---------- Data supplied ----------

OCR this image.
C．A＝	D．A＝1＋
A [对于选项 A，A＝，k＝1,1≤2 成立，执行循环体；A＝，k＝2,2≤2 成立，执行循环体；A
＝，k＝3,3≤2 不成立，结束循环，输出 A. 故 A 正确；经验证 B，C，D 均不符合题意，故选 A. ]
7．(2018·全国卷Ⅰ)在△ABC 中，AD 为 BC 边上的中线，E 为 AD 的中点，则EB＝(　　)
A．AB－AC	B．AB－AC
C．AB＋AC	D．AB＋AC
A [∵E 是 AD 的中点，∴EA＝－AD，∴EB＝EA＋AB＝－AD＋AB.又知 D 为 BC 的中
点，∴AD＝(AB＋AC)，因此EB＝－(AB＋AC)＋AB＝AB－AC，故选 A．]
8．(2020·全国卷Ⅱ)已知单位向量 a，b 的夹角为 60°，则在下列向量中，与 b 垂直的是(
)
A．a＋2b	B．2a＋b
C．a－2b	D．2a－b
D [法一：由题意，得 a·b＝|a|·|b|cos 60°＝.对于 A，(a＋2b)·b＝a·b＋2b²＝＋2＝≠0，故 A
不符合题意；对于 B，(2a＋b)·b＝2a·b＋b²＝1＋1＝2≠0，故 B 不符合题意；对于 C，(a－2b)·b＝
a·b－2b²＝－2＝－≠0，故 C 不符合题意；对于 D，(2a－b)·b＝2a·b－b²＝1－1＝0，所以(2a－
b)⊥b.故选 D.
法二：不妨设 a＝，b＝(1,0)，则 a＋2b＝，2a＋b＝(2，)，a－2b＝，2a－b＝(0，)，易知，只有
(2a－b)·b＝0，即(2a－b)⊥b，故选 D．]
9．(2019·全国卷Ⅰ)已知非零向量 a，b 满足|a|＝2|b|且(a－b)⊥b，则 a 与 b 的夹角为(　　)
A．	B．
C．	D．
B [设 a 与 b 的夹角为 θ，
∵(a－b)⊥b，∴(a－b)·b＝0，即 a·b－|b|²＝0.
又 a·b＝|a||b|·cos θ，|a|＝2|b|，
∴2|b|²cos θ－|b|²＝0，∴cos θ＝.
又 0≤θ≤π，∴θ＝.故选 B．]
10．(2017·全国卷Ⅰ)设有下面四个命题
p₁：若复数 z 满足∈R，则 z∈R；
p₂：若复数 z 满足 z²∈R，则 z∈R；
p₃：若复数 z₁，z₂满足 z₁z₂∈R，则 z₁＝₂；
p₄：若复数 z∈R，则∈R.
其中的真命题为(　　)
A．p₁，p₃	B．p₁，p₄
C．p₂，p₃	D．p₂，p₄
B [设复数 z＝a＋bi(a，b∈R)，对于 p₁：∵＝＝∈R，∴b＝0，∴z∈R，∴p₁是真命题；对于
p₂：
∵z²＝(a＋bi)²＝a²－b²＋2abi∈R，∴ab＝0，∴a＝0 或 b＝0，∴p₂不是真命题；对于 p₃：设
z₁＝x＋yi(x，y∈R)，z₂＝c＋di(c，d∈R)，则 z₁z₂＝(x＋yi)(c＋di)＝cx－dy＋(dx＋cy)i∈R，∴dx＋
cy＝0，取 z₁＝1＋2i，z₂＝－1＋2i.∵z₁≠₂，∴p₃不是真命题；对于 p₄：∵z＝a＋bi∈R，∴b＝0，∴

----------

### Work to be completed
Look through the listing above and count the lines where the string "z₁z₂" appears. Report the number only.

### Written response
2